§ **Problem details**:
Among the entries, which lines carry the string "code"? Copy each of them.

━━━━━ Data for processing ━━━━━

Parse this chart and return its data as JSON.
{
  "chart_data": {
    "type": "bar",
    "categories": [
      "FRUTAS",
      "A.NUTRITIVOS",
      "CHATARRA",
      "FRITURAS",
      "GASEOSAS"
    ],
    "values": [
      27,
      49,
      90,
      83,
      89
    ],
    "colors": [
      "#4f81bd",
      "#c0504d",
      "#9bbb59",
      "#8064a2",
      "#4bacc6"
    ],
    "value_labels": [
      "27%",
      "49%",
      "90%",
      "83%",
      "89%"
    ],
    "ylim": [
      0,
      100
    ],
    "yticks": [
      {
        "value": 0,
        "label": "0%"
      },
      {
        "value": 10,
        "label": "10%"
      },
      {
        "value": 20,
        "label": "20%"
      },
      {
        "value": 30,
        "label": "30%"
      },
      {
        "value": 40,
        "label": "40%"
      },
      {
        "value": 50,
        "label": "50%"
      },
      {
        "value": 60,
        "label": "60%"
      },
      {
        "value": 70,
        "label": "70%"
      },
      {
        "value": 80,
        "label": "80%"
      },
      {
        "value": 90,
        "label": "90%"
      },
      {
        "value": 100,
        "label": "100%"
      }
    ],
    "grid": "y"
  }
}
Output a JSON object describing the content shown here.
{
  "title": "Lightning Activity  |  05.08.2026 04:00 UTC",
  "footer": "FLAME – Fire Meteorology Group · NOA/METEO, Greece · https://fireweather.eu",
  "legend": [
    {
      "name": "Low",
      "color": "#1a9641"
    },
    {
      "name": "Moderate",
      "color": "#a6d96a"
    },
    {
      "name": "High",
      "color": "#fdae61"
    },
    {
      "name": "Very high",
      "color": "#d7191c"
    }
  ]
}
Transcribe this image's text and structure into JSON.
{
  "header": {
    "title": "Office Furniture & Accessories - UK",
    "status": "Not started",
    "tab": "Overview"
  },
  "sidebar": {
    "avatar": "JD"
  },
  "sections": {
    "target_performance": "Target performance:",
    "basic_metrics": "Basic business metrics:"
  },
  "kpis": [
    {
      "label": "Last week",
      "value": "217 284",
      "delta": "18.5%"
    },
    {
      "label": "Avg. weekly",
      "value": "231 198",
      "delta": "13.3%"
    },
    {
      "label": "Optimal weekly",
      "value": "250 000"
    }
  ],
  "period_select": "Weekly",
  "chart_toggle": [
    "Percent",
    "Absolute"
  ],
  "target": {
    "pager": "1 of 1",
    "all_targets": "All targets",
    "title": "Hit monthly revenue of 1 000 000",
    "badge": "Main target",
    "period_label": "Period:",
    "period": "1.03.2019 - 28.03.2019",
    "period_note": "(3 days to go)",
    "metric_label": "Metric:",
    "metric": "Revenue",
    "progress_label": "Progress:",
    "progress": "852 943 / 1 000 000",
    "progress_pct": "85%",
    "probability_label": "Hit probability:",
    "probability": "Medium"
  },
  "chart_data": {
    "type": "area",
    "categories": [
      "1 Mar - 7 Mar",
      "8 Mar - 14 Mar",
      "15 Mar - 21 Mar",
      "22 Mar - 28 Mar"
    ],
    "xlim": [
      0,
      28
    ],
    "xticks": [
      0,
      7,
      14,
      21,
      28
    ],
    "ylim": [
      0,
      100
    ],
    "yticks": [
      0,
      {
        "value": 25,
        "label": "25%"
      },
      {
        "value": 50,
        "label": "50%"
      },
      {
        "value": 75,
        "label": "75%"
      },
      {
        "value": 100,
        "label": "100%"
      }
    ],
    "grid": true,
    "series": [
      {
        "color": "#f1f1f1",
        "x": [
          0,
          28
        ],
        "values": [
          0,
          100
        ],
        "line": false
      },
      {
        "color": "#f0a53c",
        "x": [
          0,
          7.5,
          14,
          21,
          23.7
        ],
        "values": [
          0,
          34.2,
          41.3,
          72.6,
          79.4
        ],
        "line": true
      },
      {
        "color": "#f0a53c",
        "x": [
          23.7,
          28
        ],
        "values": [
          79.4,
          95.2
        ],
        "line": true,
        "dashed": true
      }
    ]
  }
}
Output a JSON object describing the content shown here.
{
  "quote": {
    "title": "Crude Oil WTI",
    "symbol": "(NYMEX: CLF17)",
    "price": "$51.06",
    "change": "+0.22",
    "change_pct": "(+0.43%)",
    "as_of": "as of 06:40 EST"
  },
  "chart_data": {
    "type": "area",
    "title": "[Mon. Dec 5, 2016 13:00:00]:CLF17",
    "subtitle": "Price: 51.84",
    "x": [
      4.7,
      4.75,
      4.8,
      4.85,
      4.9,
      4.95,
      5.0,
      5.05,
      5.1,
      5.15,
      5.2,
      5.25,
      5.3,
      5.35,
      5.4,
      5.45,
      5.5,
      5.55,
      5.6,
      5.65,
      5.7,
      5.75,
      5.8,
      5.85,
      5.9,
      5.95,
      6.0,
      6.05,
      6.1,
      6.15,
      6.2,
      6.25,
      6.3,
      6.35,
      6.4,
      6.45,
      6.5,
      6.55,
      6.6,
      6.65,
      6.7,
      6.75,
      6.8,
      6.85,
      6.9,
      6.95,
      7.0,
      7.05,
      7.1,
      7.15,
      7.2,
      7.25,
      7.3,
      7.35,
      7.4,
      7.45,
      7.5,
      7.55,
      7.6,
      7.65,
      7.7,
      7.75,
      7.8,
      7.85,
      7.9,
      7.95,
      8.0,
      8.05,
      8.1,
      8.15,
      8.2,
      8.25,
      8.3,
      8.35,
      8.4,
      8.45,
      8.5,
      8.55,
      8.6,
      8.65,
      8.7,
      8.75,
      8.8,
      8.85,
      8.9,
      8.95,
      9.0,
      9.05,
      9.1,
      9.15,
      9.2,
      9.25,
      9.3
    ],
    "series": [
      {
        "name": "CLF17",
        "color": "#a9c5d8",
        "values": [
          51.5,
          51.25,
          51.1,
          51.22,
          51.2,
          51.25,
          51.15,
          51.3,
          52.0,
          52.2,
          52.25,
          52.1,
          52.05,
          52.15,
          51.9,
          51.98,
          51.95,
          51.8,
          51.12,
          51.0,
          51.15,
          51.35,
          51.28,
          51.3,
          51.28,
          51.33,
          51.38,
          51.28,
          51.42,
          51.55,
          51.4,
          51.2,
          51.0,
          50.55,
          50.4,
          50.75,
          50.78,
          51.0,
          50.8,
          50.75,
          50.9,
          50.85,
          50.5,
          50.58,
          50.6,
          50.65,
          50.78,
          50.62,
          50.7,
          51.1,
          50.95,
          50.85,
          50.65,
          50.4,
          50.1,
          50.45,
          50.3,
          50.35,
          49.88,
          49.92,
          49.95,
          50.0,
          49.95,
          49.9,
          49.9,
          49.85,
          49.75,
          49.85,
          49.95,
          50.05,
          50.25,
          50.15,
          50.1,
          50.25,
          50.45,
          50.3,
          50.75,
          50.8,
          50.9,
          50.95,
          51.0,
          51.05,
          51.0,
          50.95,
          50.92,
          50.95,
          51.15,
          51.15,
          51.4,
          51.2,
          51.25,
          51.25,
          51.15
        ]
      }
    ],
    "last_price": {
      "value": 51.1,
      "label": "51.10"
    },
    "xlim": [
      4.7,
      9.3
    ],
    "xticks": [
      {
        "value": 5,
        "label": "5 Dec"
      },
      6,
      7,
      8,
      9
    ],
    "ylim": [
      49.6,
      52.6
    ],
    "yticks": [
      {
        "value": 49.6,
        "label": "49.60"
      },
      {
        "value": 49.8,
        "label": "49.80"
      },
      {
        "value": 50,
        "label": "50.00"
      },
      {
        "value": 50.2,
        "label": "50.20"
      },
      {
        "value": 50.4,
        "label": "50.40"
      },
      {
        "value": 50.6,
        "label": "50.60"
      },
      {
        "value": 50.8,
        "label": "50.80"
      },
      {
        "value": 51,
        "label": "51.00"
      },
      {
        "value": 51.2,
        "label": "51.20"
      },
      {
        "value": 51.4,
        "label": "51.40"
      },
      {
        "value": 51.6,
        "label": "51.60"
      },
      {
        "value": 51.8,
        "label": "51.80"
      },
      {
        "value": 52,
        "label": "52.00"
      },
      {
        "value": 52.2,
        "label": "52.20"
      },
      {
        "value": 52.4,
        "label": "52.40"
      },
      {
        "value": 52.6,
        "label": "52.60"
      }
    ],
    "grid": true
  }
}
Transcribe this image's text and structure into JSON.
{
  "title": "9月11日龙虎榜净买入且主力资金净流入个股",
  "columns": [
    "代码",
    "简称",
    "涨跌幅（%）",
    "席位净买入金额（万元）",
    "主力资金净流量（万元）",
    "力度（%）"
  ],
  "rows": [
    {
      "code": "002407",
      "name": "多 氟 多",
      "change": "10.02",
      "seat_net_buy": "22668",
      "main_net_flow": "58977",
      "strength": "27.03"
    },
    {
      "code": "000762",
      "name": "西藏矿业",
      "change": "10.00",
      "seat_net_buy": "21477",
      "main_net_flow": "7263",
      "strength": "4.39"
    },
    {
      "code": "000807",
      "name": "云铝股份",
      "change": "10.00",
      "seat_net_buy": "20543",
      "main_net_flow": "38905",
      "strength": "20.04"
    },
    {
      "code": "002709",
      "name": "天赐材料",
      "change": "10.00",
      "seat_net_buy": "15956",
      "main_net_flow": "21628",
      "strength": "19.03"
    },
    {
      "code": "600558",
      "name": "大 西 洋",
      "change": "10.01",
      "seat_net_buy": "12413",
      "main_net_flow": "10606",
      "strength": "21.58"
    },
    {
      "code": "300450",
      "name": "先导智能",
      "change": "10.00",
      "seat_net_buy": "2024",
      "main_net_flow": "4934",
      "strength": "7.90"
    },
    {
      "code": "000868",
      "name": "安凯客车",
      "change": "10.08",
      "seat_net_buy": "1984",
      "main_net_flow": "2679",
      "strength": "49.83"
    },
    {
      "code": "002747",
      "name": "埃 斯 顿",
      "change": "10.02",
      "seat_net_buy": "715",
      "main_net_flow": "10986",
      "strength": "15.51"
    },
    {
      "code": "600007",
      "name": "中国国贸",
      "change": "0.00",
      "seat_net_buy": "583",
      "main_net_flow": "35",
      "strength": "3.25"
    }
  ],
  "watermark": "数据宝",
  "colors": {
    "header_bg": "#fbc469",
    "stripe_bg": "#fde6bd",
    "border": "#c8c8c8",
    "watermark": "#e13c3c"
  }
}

━━━━━

§ **Result**:
      "code": "002407",
      "code": "000762",
      "code": "000807",
      "code": "002709",
      "code": "600558",
      "code": "300450",
      "code": "000868",
      "code": "002747",
      "code": "600007",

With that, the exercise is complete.